------ TEXT EXTRACT ------
Obviously, this is only a workaround. There is usually only one ‘correct’, ‘true’ meaning/nuance implied by a given text, and thus also usually only one ‘correct’ kanji/reading (even if the literal word is written with kana only).

But it’s a useful workaround in the ‘Pareto’ sense that if you could get this working, then you’ve gotten 80% of the usability that you want with only 20% of the effort.

It at least gives the user access to the correct meaning/nuance/reading/kanji, although it does leave that final ‘disambiguation’ up to the user.

And I guarantee you that it will be much easier to implement such a tool than a completely ‘automagic’ tool that correctly guesses everything on its own.

Even if you merely use this kind of 10ten-inspired interface behind-the-scenes at BP to help you guys quickly and efficiently select the correct option out of the ambiguities, rather than deferring that choice to the end-users (us! ), it would save you guys a lot of time, hassle, and human-error / typo related bugs.
------
● **TASK BRIEF**
Copy out the forum post on the kanji-reading workaround word for word, starting with "And I guarantee" and going on through "on its own.".
------ RECORD EXCERPTS ------
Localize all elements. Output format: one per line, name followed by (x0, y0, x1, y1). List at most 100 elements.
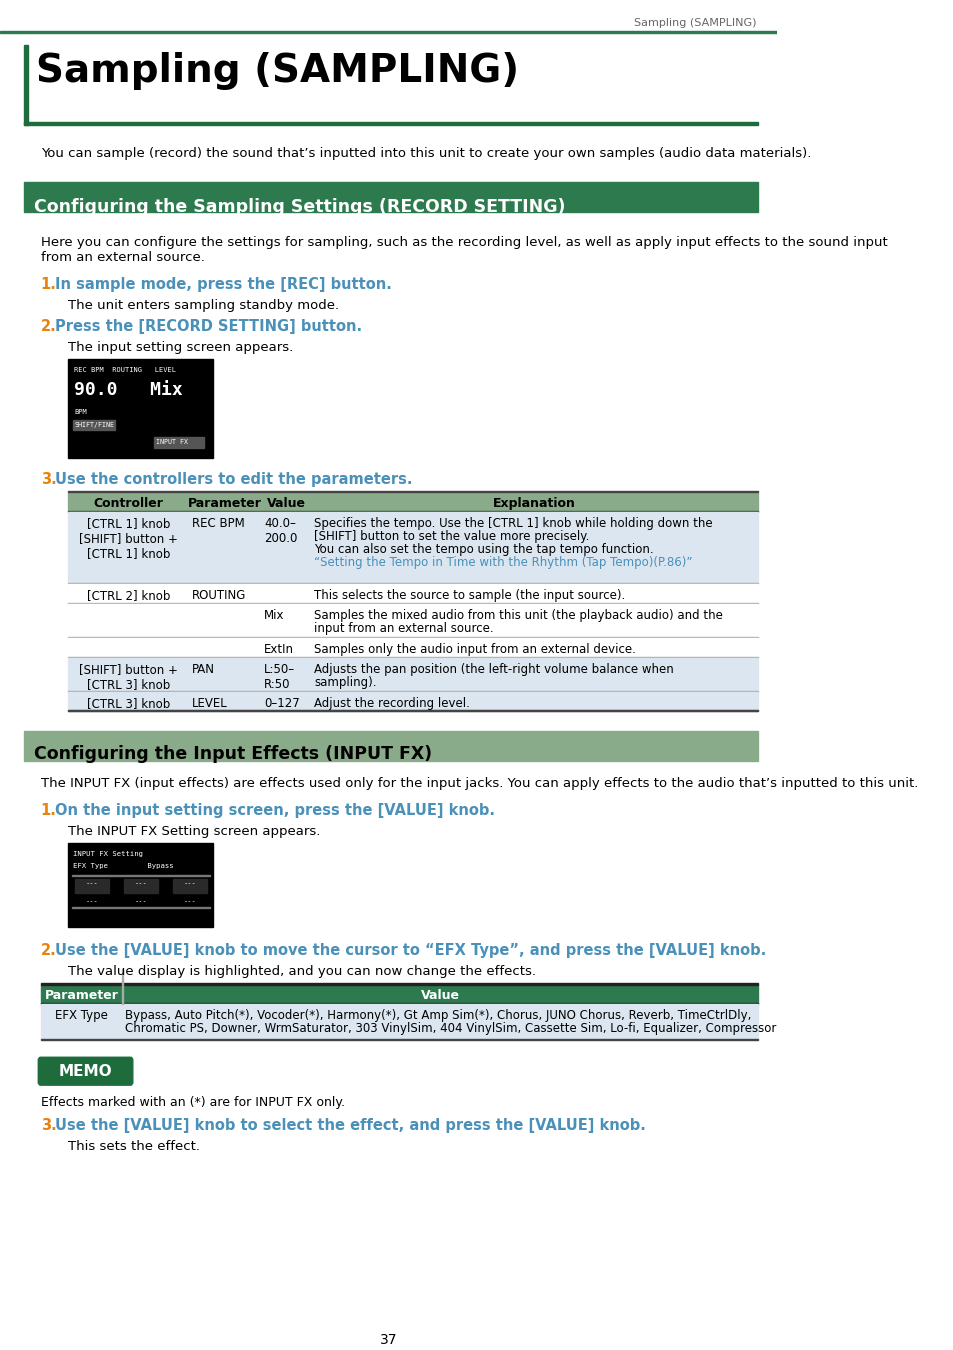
Text: The input setting screen appears.: The input setting screen appears. (69, 340, 294, 354)
Bar (69, 512, 757, 585)
Text: In sample mode, press the [REC] button.: In sample mode, press the [REC] button. (55, 277, 392, 292)
Text: Specifies the tempo. Use the [CTRL 1] knob while holding down the: Specifies the tempo. Use the [CTRL 1] kn… (314, 517, 712, 531)
Bar (69, 493, 757, 512)
Bar (25, 45, 28, 124)
Text: Use the [VALUE] knob to move the cursor to “EFX Type”, and press the [VALUE] kno: Use the [VALUE] knob to move the cursor … (55, 942, 766, 957)
Text: [CTRL 3] knob: [CTRL 3] knob (87, 697, 171, 710)
Text: L:50–
R:50: L:50– R:50 (264, 663, 294, 691)
Text: ROUTING: ROUTING (193, 589, 247, 602)
Text: 3.: 3. (41, 472, 56, 487)
Text: Parameter: Parameter (188, 497, 261, 510)
Text: Configuring the Sampling Settings (RECORD SETTING): Configuring the Sampling Settings (RECOR… (34, 198, 565, 216)
Text: ---: --- (134, 898, 147, 903)
Text: This selects the source to sample (the input source).: This selects the source to sample (the i… (314, 589, 625, 602)
Text: Adjusts the pan position (the left-right volume balance when: Adjusts the pan position (the left-right… (314, 663, 674, 675)
Text: Here you can configure the settings for sampling, such as the recording level, a: Here you can configure the settings for … (41, 236, 886, 265)
Text: “Setting the Tempo in Time with the Rhythm (Tap Tempo)(P.86)”: “Setting the Tempo in Time with the Rhyt… (314, 556, 692, 570)
Text: Sampling (SAMPLING): Sampling (SAMPLING) (633, 18, 755, 28)
Text: INPUT FX Setting: INPUT FX Setting (73, 850, 143, 857)
Bar (41, 1004, 757, 1041)
Text: Adjust the recording level.: Adjust the recording level. (314, 697, 470, 710)
Text: Use the controllers to edit the parameters.: Use the controllers to edit the paramete… (55, 472, 413, 487)
Text: 1.: 1. (41, 803, 56, 818)
Text: REC BPM: REC BPM (193, 517, 245, 531)
Text: Value: Value (420, 990, 459, 1003)
Bar (153, 437, 204, 448)
Text: This sets the effect.: This sets the effect. (69, 1139, 200, 1153)
Text: ---: --- (134, 880, 147, 886)
Text: Chromatic PS, Downer, WrmSaturator, 303 VinylSim, 404 VinylSim, Cassette Sim, Lo: Chromatic PS, Downer, WrmSaturator, 303 … (126, 1022, 776, 1035)
Bar (69, 657, 757, 691)
Bar (25, 122, 757, 124)
Text: The unit enters sampling standby mode.: The unit enters sampling standby mode. (69, 298, 339, 312)
Text: Explanation: Explanation (493, 497, 576, 510)
Text: [SHIFT] button to set the value more precisely.: [SHIFT] button to set the value more pre… (314, 531, 589, 543)
Bar (41, 984, 757, 1004)
Text: LEVEL: LEVEL (193, 697, 228, 710)
Text: Press the [RECORD SETTING] button.: Press the [RECORD SETTING] button. (55, 319, 362, 333)
Text: [SHIFT] button +
[CTRL 3] knob: [SHIFT] button + [CTRL 3] knob (79, 663, 178, 691)
Bar (69, 710, 757, 711)
Text: Samples only the audio input from an external device.: Samples only the audio input from an ext… (314, 643, 636, 656)
Text: Controller: Controller (93, 497, 164, 510)
Text: You can sample (record) the sound that’s inputted into this unit to create your : You can sample (record) the sound that’s… (41, 147, 810, 161)
Text: The INPUT FX (input effects) are effects used only for the input jacks. You can : The INPUT FX (input effects) are effects… (41, 778, 917, 790)
Bar (69, 585, 757, 603)
Text: input from an external source.: input from an external source. (314, 622, 494, 634)
Text: ---: --- (86, 880, 98, 886)
Text: 2.: 2. (41, 942, 56, 957)
Text: INPUT FX: INPUT FX (155, 440, 188, 446)
Text: The value display is highlighted, and you can now change the effects.: The value display is highlighted, and yo… (69, 965, 536, 977)
Text: [CTRL 2] knob: [CTRL 2] knob (87, 589, 171, 602)
Text: 1.: 1. (41, 277, 56, 292)
Text: REC BPM  ROUTING   LEVEL: REC BPM ROUTING LEVEL (74, 367, 176, 373)
Bar (124, 879, 158, 892)
Text: The INPUT FX Setting screen appears.: The INPUT FX Setting screen appears. (69, 825, 320, 838)
Text: 0–127: 0–127 (264, 697, 299, 710)
Text: PAN: PAN (193, 663, 215, 675)
Bar (172, 879, 207, 892)
Bar (72, 420, 114, 431)
Text: ---: --- (183, 880, 196, 886)
Text: Sampling (SAMPLING): Sampling (SAMPLING) (36, 51, 518, 90)
Bar (69, 842, 213, 926)
Text: Configuring the Input Effects (INPUT FX): Configuring the Input Effects (INPUT FX) (34, 745, 432, 763)
Bar (75, 879, 109, 892)
Text: ---: --- (86, 898, 98, 903)
Text: Effects marked with an (*) are for INPUT FX only.: Effects marked with an (*) are for INPUT… (41, 1096, 344, 1110)
Bar (41, 983, 757, 984)
Text: ---: --- (183, 898, 196, 903)
Text: sampling).: sampling). (314, 675, 376, 688)
Text: [CTRL 1] knob
[SHIFT] button +
[CTRL 1] knob: [CTRL 1] knob [SHIFT] button + [CTRL 1] … (79, 517, 178, 560)
Text: 90.0   Mix   127: 90.0 Mix 127 (74, 381, 248, 398)
Text: Mix: Mix (264, 609, 284, 622)
Bar (69, 637, 757, 657)
Text: Parameter: Parameter (45, 990, 118, 1003)
Text: Value: Value (266, 497, 305, 510)
Text: ExtIn: ExtIn (264, 643, 294, 656)
Text: 3.: 3. (41, 1118, 56, 1133)
FancyBboxPatch shape (38, 1057, 132, 1085)
Bar (25, 732, 757, 761)
Text: Samples the mixed audio from this unit (the playback audio) and the: Samples the mixed audio from this unit (… (314, 609, 722, 622)
Text: SHIFT/FINE: SHIFT/FINE (74, 421, 114, 428)
Text: 37: 37 (379, 1334, 397, 1347)
Bar (41, 1003, 757, 1004)
Bar (69, 359, 213, 459)
Text: On the input setting screen, press the [VALUE] knob.: On the input setting screen, press the [… (55, 803, 495, 818)
Text: 2.: 2. (41, 319, 56, 333)
Text: MEMO: MEMO (59, 1064, 112, 1079)
Text: EFX Type         Bypass: EFX Type Bypass (73, 863, 173, 869)
Text: Use the [VALUE] knob to select the effect, and press the [VALUE] knob.: Use the [VALUE] knob to select the effec… (55, 1118, 645, 1133)
Text: EFX Type: EFX Type (55, 1010, 108, 1022)
Bar (69, 491, 757, 493)
Bar (25, 182, 757, 212)
Bar (69, 691, 757, 711)
Bar (0, 31, 777, 32)
Text: 40.0–
200.0: 40.0– 200.0 (264, 517, 297, 545)
Bar (69, 510, 757, 512)
Text: BPM: BPM (74, 409, 87, 414)
Bar (41, 1038, 757, 1041)
Text: Bypass, Auto Pitch(*), Vocoder(*), Harmony(*), Gt Amp Sim(*), Chorus, JUNO Choru: Bypass, Auto Pitch(*), Vocoder(*), Harmo… (126, 1010, 751, 1022)
Bar (69, 603, 757, 637)
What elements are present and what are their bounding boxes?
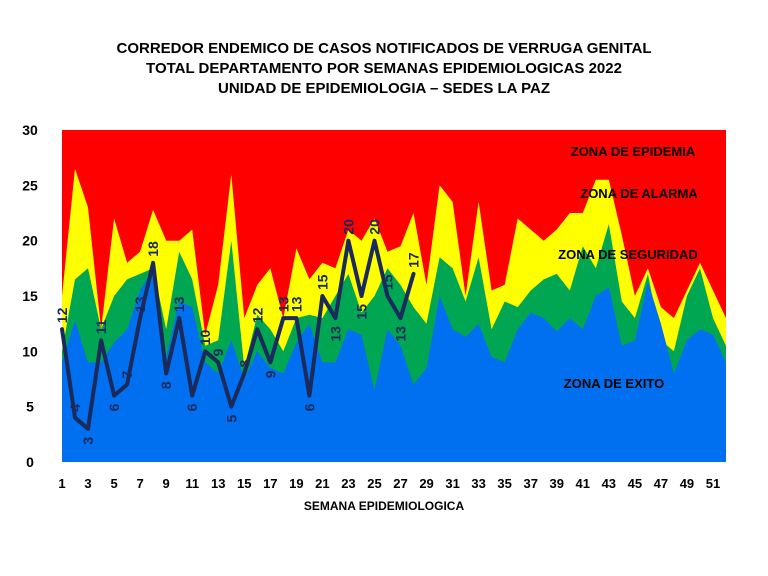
data-label-3: 3 [80, 437, 96, 445]
x-tick-label-13: 13 [211, 476, 225, 491]
data-label-19: 13 [288, 296, 304, 312]
data-label-9: 8 [158, 381, 174, 389]
x-tick-label-17: 17 [263, 476, 277, 491]
data-label-28: 17 [406, 252, 422, 268]
data-label-5: 6 [106, 403, 122, 411]
x-tick-label-21: 21 [315, 476, 329, 491]
y-tick-label-30: 30 [22, 122, 38, 138]
chart-title-line-3: UNIDAD DE EPIDEMIOLOGIA – SEDES LA PAZ [218, 80, 550, 97]
x-tick-label-29: 29 [419, 476, 433, 491]
data-label-18: 13 [275, 296, 291, 312]
x-tick-label-33: 33 [471, 476, 485, 491]
data-label-2: 4 [67, 404, 83, 412]
data-labels-layer: 1243116713188136109581291313615132015201… [54, 219, 422, 445]
x-tick-label-3: 3 [84, 476, 91, 491]
x-tick-label-1: 1 [58, 476, 65, 491]
data-label-25: 20 [367, 219, 383, 235]
data-label-10: 13 [171, 296, 187, 312]
data-label-4: 11 [93, 319, 109, 334]
y-tick-label-0: 0 [26, 454, 34, 470]
chart-title-line-1: CORREDOR ENDEMICO DE CASOS NOTIFICADOS D… [116, 40, 652, 57]
zone-label-4: ZONA DE EXITO [564, 376, 664, 391]
y-tick-label-5: 5 [26, 399, 34, 415]
series-line-1 [60, 238, 416, 431]
data-label-7: 13 [132, 296, 148, 312]
data-label-27: 13 [393, 326, 409, 342]
data-label-14: 5 [223, 414, 239, 422]
zone-label-3: ZONA DE SEGURIDAD [558, 247, 698, 262]
x-tick-label-5: 5 [110, 476, 117, 491]
x-tick-label-41: 41 [576, 476, 590, 491]
data-label-23: 20 [340, 219, 356, 235]
x-tick-label-39: 39 [550, 476, 564, 491]
data-label-13: 9 [210, 348, 226, 356]
x-tick-label-7: 7 [137, 476, 144, 491]
x-tick-label-23: 23 [341, 476, 355, 491]
x-tick-label-9: 9 [163, 476, 170, 491]
y-tick-label-25: 25 [22, 177, 38, 193]
x-tick-label-19: 19 [289, 476, 303, 491]
data-label-22: 13 [327, 326, 343, 342]
x-axis-title: SEMANA EPIDEMIOLOGICA [303, 499, 465, 513]
data-label-15: 8 [236, 360, 252, 368]
x-tick-label-45: 45 [628, 476, 642, 491]
y-tick-label-20: 20 [22, 233, 38, 249]
x-tick-label-49: 49 [680, 476, 694, 491]
data-label-8: 18 [145, 241, 161, 257]
chart-title-line-2: TOTAL DEPARTAMENTO POR SEMANAS EPIDEMIOL… [146, 60, 622, 77]
zone-area-4 [62, 268, 726, 462]
x-tick-label-47: 47 [654, 476, 668, 491]
x-tick-label-15: 15 [237, 476, 251, 491]
x-tick-label-43: 43 [602, 476, 616, 491]
series-layer [60, 238, 416, 431]
data-label-1: 12 [54, 307, 70, 323]
y-tick-label-15: 15 [22, 288, 38, 304]
data-label-24: 15 [354, 304, 370, 320]
x-tick-label-35: 35 [497, 476, 511, 491]
zones-layer [62, 130, 726, 462]
data-label-6: 7 [119, 371, 135, 379]
zone-label-2: ZONA DE ALARMA [580, 186, 698, 201]
x-tick-label-11: 11 [185, 476, 199, 491]
zone-label-1: ZONA DE EPIDEMIA [571, 144, 696, 159]
y-tick-label-10: 10 [22, 343, 38, 359]
x-tick-label-31: 31 [445, 476, 459, 491]
x-tick-label-51: 51 [706, 476, 720, 491]
x-tick-label-27: 27 [393, 476, 407, 491]
data-label-21: 15 [314, 274, 330, 290]
data-label-16: 12 [249, 307, 265, 323]
x-tick-label-37: 37 [523, 476, 537, 491]
data-label-11: 6 [184, 403, 200, 411]
data-label-12: 10 [197, 330, 213, 346]
data-label-20: 6 [301, 403, 317, 411]
data-label-26: 15 [380, 274, 396, 290]
data-label-17: 9 [262, 370, 278, 378]
zone-labels-layer: ZONA DE EPIDEMIA ZONA DE ALARMA ZONA DE SE… [558, 144, 698, 391]
x-tick-label-25: 25 [367, 476, 381, 491]
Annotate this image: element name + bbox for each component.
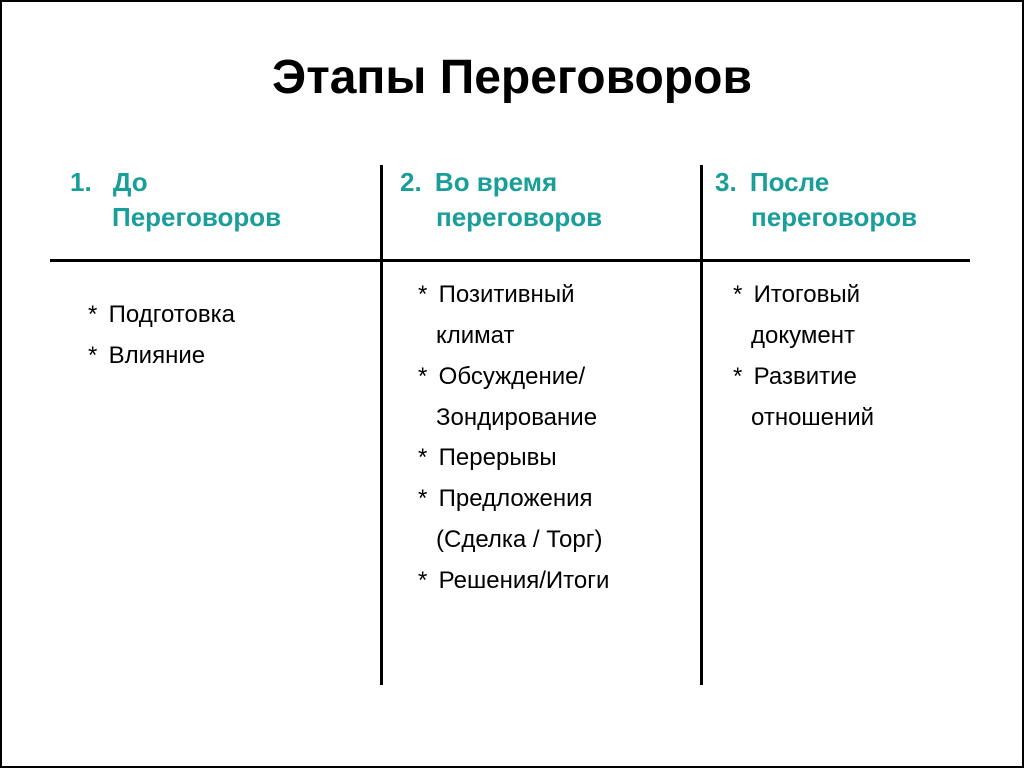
------
● **EXERCISE ANSWER**
And I guarantee you that it will be much easier to implement such a tool than a completely ‘automagic’ tool that correctly guesses everything on its own.